Reproduce all the lines exactly as they stand, apart from the pictures.

# # #

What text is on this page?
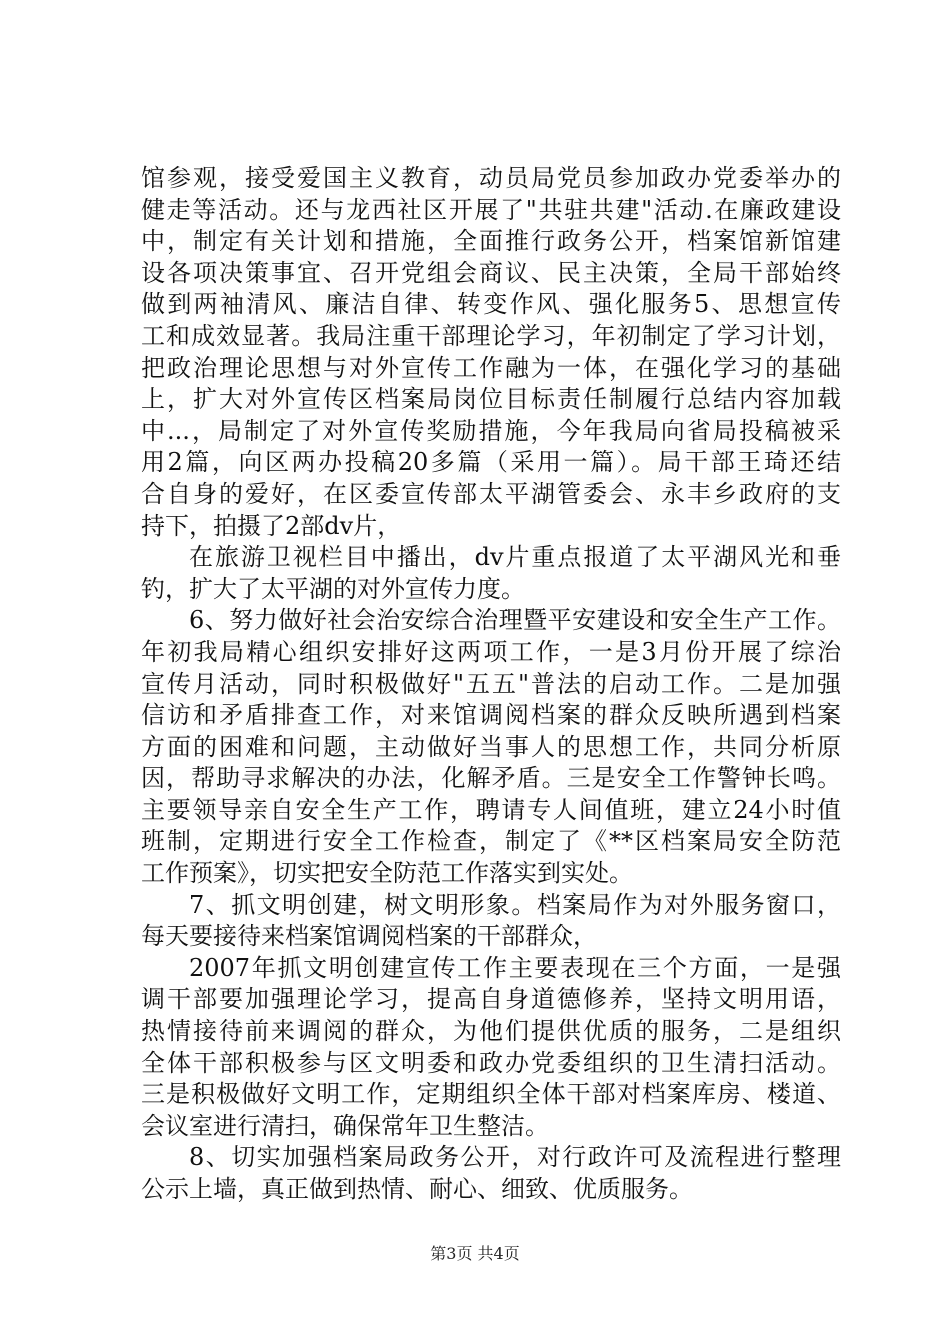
馆参观，接受爱国主义教育，动员局党员参加政办党委举办的
健走等活动。还与龙西社区开展了"共驻共建"活动.在廉政建设
中，制定有关计划和措施，全面推行政务公开，档案馆新馆建
设各项决策事宜、召开党组会商议、民主决策，全局干部始终
做到两袖清风、廉洁自律、转变作风、强化服务5、思想宣传
工和成效显著。我局注重干部理论学习，年初制定了学习计划，
把政治理论思想与对外宣传工作融为一体，在强化学习的基础
上，扩大对外宣传区档案局岗位目标责任制履行总结内容加载
中...，局制定了对外宣传奖励措施，今年我局向省局投稿被采
用2篇，向区两办投稿20多篇（采用一篇）。局干部王琦还结
合自身的爱好，在区委宣传部太平湖管委会、永丰乡政府的支
持下，拍摄了2部dv片，
在旅游卫视栏目中播出，dv片重点报道了太平湖风光和垂
钓，扩大了太平湖的对外宣传力度。
6、努力做好社会治安综合治理暨平安建设和安全生产工作。
年初我局精心组织安排好这两项工作，一是3月份开展了综治
宣传月活动，同时积极做好"五五"普法的启动工作。二是加强
信访和矛盾排查工作，对来馆调阅档案的群众反映所遇到档案
方面的困难和问题，主动做好当事人的思想工作，共同分析原
因，帮助寻求解决的办法，化解矛盾。三是安全工作警钟长鸣。
主要领导亲自安全生产工作，聘请专人间值班，建立24小时值
班制，定期进行安全工作检查，制定了《**区档案局安全防范
工作预案》，切实把安全防范工作落实到实处。
7、抓文明创建，树文明形象。档案局作为对外服务窗口，
每天要接待来档案馆调阅档案的干部群众，
2007年抓文明创建宣传工作主要表现在三个方面，一是强
调干部要加强理论学习，提高自身道德修养，坚持文明用语，
热情接待前来调阅的群众，为他们提供优质的服务，二是组织
全体干部积极参与区文明委和政办党委组织的卫生清扫活动。
三是积极做好文明工作，定期组织全体干部对档案库房、楼道、
会议室进行清扫，确保常年卫生整洁。
8、切实加强档案局政务公开，对行政许可及流程进行整理
公示上墙，真正做到热情、耐心、细致、优质服务。
第3页 共4页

# # #

RESULT OF THIS TASK:
What text is on this page?
馆参观，接受爱国主义教育，动员局党员参加政办党委举办的
健走等活动。还与龙西社区开展了"共驻共建"活动.在廉政建设
中，制定有关计划和措施，全面推行政务公开，档案馆新馆建
设各项决策事宜、召开党组会商议、民主决策，全局干部始终
做到两袖清风、廉洁自律、转变作风、强化服务5、思想宣传
工和成效显著。我局注重干部理论学习，年初制定了学习计划，
把政治理论思想与对外宣传工作融为一体，在强化学习的基础
上，扩大对外宣传区档案局岗位目标责任制履行总结内容加载
中...，局制定了对外宣传奖励措施，今年我局向省局投稿被采
用2篇，向区两办投稿20多篇（采用一篇）。局干部王琦还结
合自身的爱好，在区委宣传部太平湖管委会、永丰乡政府的支
持下，拍摄了2部dv片，
在旅游卫视栏目中播出，dv片重点报道了太平湖风光和垂
钓，扩大了太平湖的对外宣传力度。
6、努力做好社会治安综合治理暨平安建设和安全生产工作。
年初我局精心组织安排好这两项工作，一是3月份开展了综治
宣传月活动，同时积极做好"五五"普法的启动工作。二是加强
信访和矛盾排查工作，对来馆调阅档案的群众反映所遇到档案
方面的困难和问题，主动做好当事人的思想工作，共同分析原
因，帮助寻求解决的办法，化解矛盾。三是安全工作警钟长鸣。
主要领导亲自安全生产工作，聘请专人间值班，建立24小时值
班制，定期进行安全工作检查，制定了《**区档案局安全防范
工作预案》，切实把安全防范工作落实到实处。
7、抓文明创建，树文明形象。档案局作为对外服务窗口，
每天要接待来档案馆调阅档案的干部群众，
2007年抓文明创建宣传工作主要表现在三个方面，一是强
调干部要加强理论学习，提高自身道德修养，坚持文明用语，
热情接待前来调阅的群众，为他们提供优质的服务，二是组织
全体干部积极参与区文明委和政办党委组织的卫生清扫活动。
三是积极做好文明工作，定期组织全体干部对档案库房、楼道、
会议室进行清扫，确保常年卫生整洁。
8、切实加强档案局政务公开，对行政许可及流程进行整理
公示上墙，真正做到热情、耐心、细致、优质服务。
第3页 共4页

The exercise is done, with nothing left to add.